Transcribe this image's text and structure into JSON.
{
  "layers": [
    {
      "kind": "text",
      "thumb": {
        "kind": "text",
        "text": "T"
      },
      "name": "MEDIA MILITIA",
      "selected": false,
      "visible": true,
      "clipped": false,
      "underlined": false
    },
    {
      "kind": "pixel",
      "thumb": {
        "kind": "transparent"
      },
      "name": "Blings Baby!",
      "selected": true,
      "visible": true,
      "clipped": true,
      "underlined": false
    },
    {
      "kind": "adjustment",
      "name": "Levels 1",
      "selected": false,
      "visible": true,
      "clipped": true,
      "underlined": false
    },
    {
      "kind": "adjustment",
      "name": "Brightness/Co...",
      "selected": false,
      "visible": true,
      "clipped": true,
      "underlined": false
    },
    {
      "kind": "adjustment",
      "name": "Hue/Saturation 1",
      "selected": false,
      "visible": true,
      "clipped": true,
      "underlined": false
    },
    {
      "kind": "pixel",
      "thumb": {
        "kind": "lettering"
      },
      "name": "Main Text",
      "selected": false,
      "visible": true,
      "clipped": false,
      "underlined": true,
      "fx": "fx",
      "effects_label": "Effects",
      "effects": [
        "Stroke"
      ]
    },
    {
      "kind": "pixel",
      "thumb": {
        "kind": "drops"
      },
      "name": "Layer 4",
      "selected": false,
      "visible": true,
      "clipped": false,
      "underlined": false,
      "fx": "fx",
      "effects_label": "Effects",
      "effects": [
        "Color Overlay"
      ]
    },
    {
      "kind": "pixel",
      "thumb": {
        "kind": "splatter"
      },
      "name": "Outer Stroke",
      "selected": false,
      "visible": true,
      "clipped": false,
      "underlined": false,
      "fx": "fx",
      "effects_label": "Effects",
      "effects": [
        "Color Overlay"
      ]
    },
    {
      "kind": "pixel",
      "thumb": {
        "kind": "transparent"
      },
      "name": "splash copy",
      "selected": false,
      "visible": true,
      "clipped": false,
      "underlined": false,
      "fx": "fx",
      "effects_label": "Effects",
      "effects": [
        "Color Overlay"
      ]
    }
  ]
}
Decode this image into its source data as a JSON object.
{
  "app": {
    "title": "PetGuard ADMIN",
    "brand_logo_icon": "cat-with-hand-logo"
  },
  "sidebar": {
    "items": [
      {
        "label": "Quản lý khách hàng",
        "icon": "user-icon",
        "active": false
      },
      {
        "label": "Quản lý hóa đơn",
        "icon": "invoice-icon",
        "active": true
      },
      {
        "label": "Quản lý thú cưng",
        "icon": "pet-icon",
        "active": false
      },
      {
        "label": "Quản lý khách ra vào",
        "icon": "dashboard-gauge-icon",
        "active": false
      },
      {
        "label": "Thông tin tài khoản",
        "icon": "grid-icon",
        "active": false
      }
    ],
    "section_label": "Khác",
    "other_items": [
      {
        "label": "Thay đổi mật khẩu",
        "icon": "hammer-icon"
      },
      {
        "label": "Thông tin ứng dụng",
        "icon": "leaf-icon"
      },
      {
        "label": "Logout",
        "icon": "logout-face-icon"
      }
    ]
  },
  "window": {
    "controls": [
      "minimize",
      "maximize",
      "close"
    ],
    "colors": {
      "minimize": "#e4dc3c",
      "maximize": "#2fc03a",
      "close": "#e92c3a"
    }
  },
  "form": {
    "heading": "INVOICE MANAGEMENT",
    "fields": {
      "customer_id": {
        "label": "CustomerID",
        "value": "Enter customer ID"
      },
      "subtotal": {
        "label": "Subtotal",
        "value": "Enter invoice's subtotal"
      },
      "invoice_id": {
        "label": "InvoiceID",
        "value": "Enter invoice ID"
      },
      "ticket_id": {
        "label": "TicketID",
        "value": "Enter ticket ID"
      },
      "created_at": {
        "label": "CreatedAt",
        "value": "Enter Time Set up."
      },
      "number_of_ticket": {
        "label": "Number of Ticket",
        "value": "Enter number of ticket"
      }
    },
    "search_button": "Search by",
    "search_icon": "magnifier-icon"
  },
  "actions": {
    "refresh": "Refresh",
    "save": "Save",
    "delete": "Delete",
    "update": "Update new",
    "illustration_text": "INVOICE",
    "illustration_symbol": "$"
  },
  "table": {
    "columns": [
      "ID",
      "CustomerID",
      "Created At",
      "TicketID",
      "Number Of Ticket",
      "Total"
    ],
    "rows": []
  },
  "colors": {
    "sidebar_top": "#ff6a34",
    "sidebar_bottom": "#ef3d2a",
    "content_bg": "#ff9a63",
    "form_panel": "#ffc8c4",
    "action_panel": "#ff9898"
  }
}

================================

== EXERCISE ==
Print all of the entries again, exactly as written.

== WRITTEN ANSWER ==
Transcribe this image's text and structure into JSON.
{
  "layers": [
    {
      "kind": "text",
      "thumb": {
        "kind": "text",
        "text": "T"
      },
      "name": "MEDIA MILITIA",
      "selected": false,
      "visible": true,
      "clipped": false,
      "underlined": false
    },
    {
      "kind": "pixel",
      "thumb": {
        "kind": "transparent"
      },
      "name": "Blings Baby!",
      "selected": true,
      "visible": true,
      "clipped": true,
      "underlined": false
    },
    {
      "kind": "adjustment",
      "name": "Levels 1",
      "selected": false,
      "visible": true,
      "clipped": true,
      "underlined": false
    },
    {
      "kind": "adjustment",
      "name": "Brightness/Co...",
      "selected": false,
      "visible": true,
      "clipped": true,
      "underlined": false
    },
    {
      "kind": "adjustment",
      "name": "Hue/Saturation 1",
      "selected": false,
      "visible": true,
      "clipped": true,
      "underlined": false
    },
    {
      "kind": "pixel",
      "thumb": {
        "kind": "lettering"
      },
      "name": "Main Text",
      "selected": false,
      "visible": true,
      "clipped": false,
      "underlined": true,
      "fx": "fx",
      "effects_label": "Effects",
      "effects": [
        "Stroke"
      ]
    },
    {
      "kind": "pixel",
      "thumb": {
        "kind": "drops"
      },
      "name": "Layer 4",
      "selected": false,
      "visible": true,
      "clipped": false,
      "underlined": false,
      "fx": "fx",
      "effects_label": "Effects",
      "effects": [
        "Color Overlay"
      ]
    },
    {
      "kind": "pixel",
      "thumb": {
        "kind": "splatter"
      },
      "name": "Outer Stroke",
      "selected": false,
      "visible": true,
      "clipped": false,
      "underlined": false,
      "fx": "fx",
      "effects_label": "Effects",
      "effects": [
        "Color Overlay"
      ]
    },
    {
      "kind": "pixel",
      "thumb": {
        "kind": "transparent"
      },
      "name": "splash copy",
      "selected": false,
      "visible": true,
      "clipped": false,
      "underlined": false,
      "fx": "fx",
      "effects_label": "Effects",
      "effects": [
        "Color Overlay"
      ]
    }
  ]
}
Decode this image into its source data as a JSON object.
{
  "app": {
    "title": "PetGuard ADMIN",
    "brand_logo_icon": "cat-with-hand-logo"
  },
  "sidebar": {
    "items": [
      {
        "label": "Quản lý khách hàng",
        "icon": "user-icon",
        "active": false
      },
      {
        "label": "Quản lý hóa đơn",
        "icon": "invoice-icon",
        "active": true
      },
      {
        "label": "Quản lý thú cưng",
        "icon": "pet-icon",
        "active": false
      },
      {
        "label": "Quản lý khách ra vào",
        "icon": "dashboard-gauge-icon",
        "active": false
      },
      {
        "label": "Thông tin tài khoản",
        "icon": "grid-icon",
        "active": false
      }
    ],
    "section_label": "Khác",
    "other_items": [
      {
        "label": "Thay đổi mật khẩu",
        "icon": "hammer-icon"
      },
      {
        "label": "Thông tin ứng dụng",
        "icon": "leaf-icon"
      },
      {
        "label": "Logout",
        "icon": "logout-face-icon"
      }
    ]
  },
  "window": {
    "controls": [
      "minimize",
      "maximize",
      "close"
    ],
    "colors": {
      "minimize": "#e4dc3c",
      "maximize": "#2fc03a",
      "close": "#e92c3a"
    }
  },
  "form": {
    "heading": "INVOICE MANAGEMENT",
    "fields": {
      "customer_id": {
        "label": "CustomerID",
        "value": "Enter customer ID"
      },
      "subtotal": {
        "label": "Subtotal",
        "value": "Enter invoice's subtotal"
      },
      "invoice_id": {
        "label": "InvoiceID",
        "value": "Enter invoice ID"
      },
      "ticket_id": {
        "label": "TicketID",
        "value": "Enter ticket ID"
      },
      "created_at": {
        "label": "CreatedAt",
        "value": "Enter Time Set up."
      },
      "number_of_ticket": {
        "label": "Number of Ticket",
        "value": "Enter number of ticket"
      }
    },
    "search_button": "Search by",
    "search_icon": "magnifier-icon"
  },
  "actions": {
    "refresh": "Refresh",
    "save": "Save",
    "delete": "Delete",
    "update": "Update new",
    "illustration_text": "INVOICE",
    "illustration_symbol": "$"
  },
  "table": {
    "columns": [
      "ID",
      "CustomerID",
      "Created At",
      "TicketID",
      "Number Of Ticket",
      "Total"
    ],
    "rows": []
  },
  "colors": {
    "sidebar_top": "#ff6a34",
    "sidebar_bottom": "#ef3d2a",
    "content_bg": "#ff9a63",
    "form_panel": "#ffc8c4",
    "action_panel": "#ff9898"
  }
}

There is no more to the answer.